(Raw records)
<<<<

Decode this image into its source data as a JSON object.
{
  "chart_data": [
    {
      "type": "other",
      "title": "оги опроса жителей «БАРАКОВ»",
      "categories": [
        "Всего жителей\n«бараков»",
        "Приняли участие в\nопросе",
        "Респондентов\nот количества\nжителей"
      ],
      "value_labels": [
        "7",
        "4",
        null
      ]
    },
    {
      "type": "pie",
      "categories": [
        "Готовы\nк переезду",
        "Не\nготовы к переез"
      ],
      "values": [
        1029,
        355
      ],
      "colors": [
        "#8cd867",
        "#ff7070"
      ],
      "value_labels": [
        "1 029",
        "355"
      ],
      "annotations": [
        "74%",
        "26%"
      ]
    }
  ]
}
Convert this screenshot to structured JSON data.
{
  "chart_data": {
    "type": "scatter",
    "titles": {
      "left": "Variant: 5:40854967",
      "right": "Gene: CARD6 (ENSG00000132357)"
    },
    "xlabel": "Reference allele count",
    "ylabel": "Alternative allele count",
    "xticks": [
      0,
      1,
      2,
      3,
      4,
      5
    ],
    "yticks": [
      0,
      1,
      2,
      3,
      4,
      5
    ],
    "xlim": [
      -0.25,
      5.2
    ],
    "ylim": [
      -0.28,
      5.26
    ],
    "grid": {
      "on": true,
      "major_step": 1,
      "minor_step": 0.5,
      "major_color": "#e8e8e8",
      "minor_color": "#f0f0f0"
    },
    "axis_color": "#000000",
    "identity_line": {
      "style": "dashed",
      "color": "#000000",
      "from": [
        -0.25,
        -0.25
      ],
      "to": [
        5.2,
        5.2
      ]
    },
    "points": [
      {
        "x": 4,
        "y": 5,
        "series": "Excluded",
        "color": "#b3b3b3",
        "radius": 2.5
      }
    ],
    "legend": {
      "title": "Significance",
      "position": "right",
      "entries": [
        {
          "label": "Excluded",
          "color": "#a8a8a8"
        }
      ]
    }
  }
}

>>>>

What you are asked to do
Write the entries again, exactly as they stand.

Output of the task
Decode this image into its source data as a JSON object.
{
  "chart_data": [
    {
      "type": "other",
      "title": "оги опроса жителей «БАРАКОВ»",
      "categories": [
        "Всего жителей\n«бараков»",
        "Приняли участие в\nопросе",
        "Респондентов\nот количества\nжителей"
      ],
      "value_labels": [
        "7",
        "4",
        null
      ]
    },
    {
      "type": "pie",
      "categories": [
        "Готовы\nк переезду",
        "Не\nготовы к переез"
      ],
      "values": [
        1029,
        355
      ],
      "colors": [
        "#8cd867",
        "#ff7070"
      ],
      "value_labels": [
        "1 029",
        "355"
      ],
      "annotations": [
        "74%",
        "26%"
      ]
    }
  ]
}
Convert this screenshot to structured JSON data.
{
  "chart_data": {
    "type": "scatter",
    "titles": {
      "left": "Variant: 5:40854967",
      "right": "Gene: CARD6 (ENSG00000132357)"
    },
    "xlabel": "Reference allele count",
    "ylabel": "Alternative allele count",
    "xticks": [
      0,
      1,
      2,
      3,
      4,
      5
    ],
    "yticks": [
      0,
      1,
      2,
      3,
      4,
      5
    ],
    "xlim": [
      -0.25,
      5.2
    ],
    "ylim": [
      -0.28,
      5.26
    ],
    "grid": {
      "on": true,
      "major_step": 1,
      "minor_step": 0.5,
      "major_color": "#e8e8e8",
      "minor_color": "#f0f0f0"
    },
    "axis_color": "#000000",
    "identity_line": {
      "style": "dashed",
      "color": "#000000",
      "from": [
        -0.25,
        -0.25
      ],
      "to": [
        5.2,
        5.2
      ]
    },
    "points": [
      {
        "x": 4,
        "y": 5,
        "series": "Excluded",
        "color": "#b3b3b3",
        "radius": 2.5
      }
    ],
    "legend": {
      "title": "Significance",
      "position": "right",
      "entries": [
        {
          "label": "Excluded",
          "color": "#a8a8a8"
        }
      ]
    }
  }
}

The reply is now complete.